[WORK TO BE COMPLETED]:
Reproduce the lines below word for word, leaving out the pictures.

— start of MATERIAL FOR THIS TASK —

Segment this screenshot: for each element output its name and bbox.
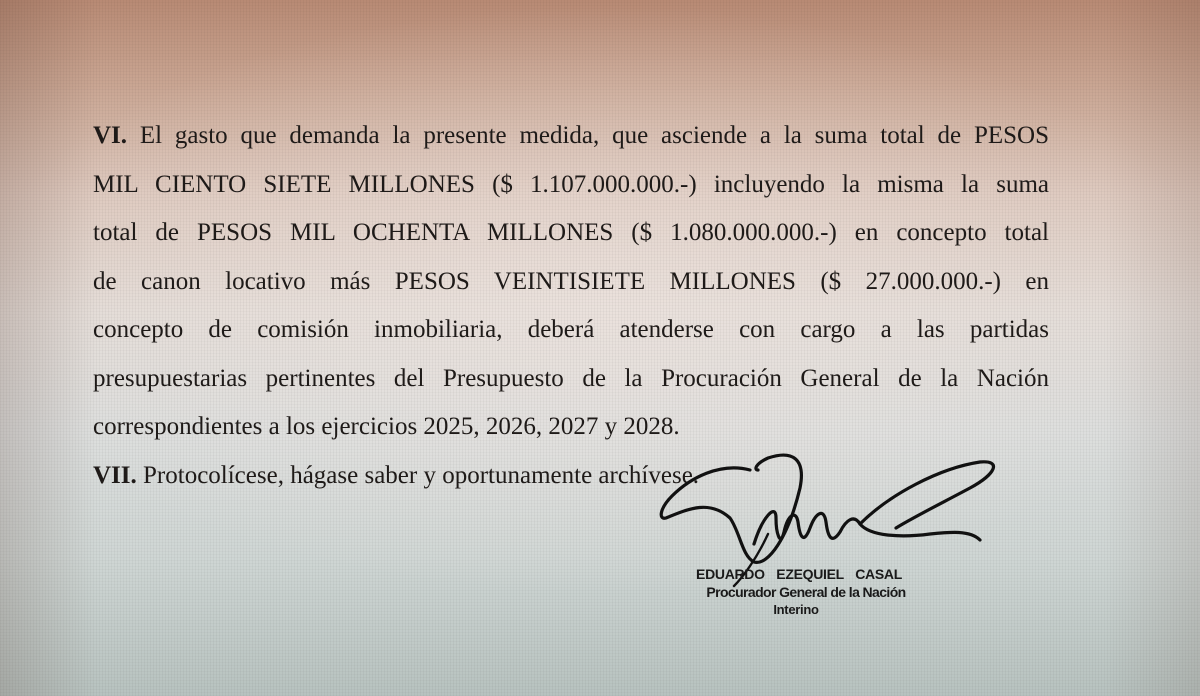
signatory-title: Procurador General de la Nación xyxy=(706,584,906,600)
document-body xyxy=(93,112,1049,500)
paragraph-line: MIL CIENTO SIETE MILLONES ($ 1.107.000.000.-) incluyendo la misma la suma xyxy=(93,170,1049,198)
paragraph-vi xyxy=(93,112,1049,452)
paragraph-line: presupuestarias pertinentes del Presupuesto de la Procuración General de la Nación xyxy=(93,364,1049,392)
paragraph-line: total de PESOS MIL OCHENTA MILLONES ($ 1.080.000.000.-) en concepto total xyxy=(93,219,1049,246)
paragraph-line: correspondientes a los ejercicios 2025, 2026, 2027 y 2028. xyxy=(93,413,680,440)
paragraph-line: VI. El gasto que demanda la presente medida, que asciende a la suma total de PESOS xyxy=(93,122,1049,149)
signatory-subtitle: Interino xyxy=(773,602,819,617)
paragraph-line: concepto de comisión inmobiliaria, deberá atenderse con cargo a las partidas xyxy=(93,316,1049,343)
paragraph-line: VII. Protocolícese, hágase saber y oportunamente archívese. xyxy=(93,461,700,489)
signature-block xyxy=(686,566,926,617)
signatory-name: EDUARDO EZEQUIEL CASAL xyxy=(696,566,902,582)
section-numeral: VI. xyxy=(93,122,128,149)
section-numeral: VII. xyxy=(93,461,137,489)
paragraph-line: de canon locativo más PESOS VEINTISIETE MILLONES ($ 27.000.000.-) en xyxy=(93,267,1049,295)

— end of MATERIAL FOR THIS TASK —

[RESPONSE FOR THIS EXERCISE]:
Segment this screenshot: for each element output its name and bbox.
signatory-title: Procurador General de la Nación xyxy=(706,584,906,600)
document-body xyxy=(93,112,1049,500)
paragraph-line: MIL CIENTO SIETE MILLONES ($ 1.107.000.000.-) incluyendo la misma la suma xyxy=(93,170,1049,198)
paragraph-vi xyxy=(93,112,1049,452)
paragraph-line: presupuestarias pertinentes del Presupuesto de la Procuración General de la Nación xyxy=(93,364,1049,392)
paragraph-line: total de PESOS MIL OCHENTA MILLONES ($ 1.080.000.000.-) en concepto total xyxy=(93,219,1049,246)
paragraph-line: correspondientes a los ejercicios 2025, 2026, 2027 y 2028. xyxy=(93,413,680,440)
paragraph-line: VI. El gasto que demanda la presente medida, que asciende a la suma total de PESOS xyxy=(93,122,1049,149)
signatory-subtitle: Interino xyxy=(773,602,819,617)
paragraph-line: concepto de comisión inmobiliaria, deberá atenderse con cargo a las partidas xyxy=(93,316,1049,343)
paragraph-line: VII. Protocolícese, hágase saber y oportunamente archívese. xyxy=(93,461,700,489)
signature-block xyxy=(686,566,926,617)
signatory-name: EDUARDO EZEQUIEL CASAL xyxy=(696,566,902,582)
section-numeral: VI. xyxy=(93,122,128,149)
section-numeral: VII. xyxy=(93,461,137,489)
paragraph-line: de canon locativo más PESOS VEINTISIETE MILLONES ($ 27.000.000.-) en xyxy=(93,267,1049,295)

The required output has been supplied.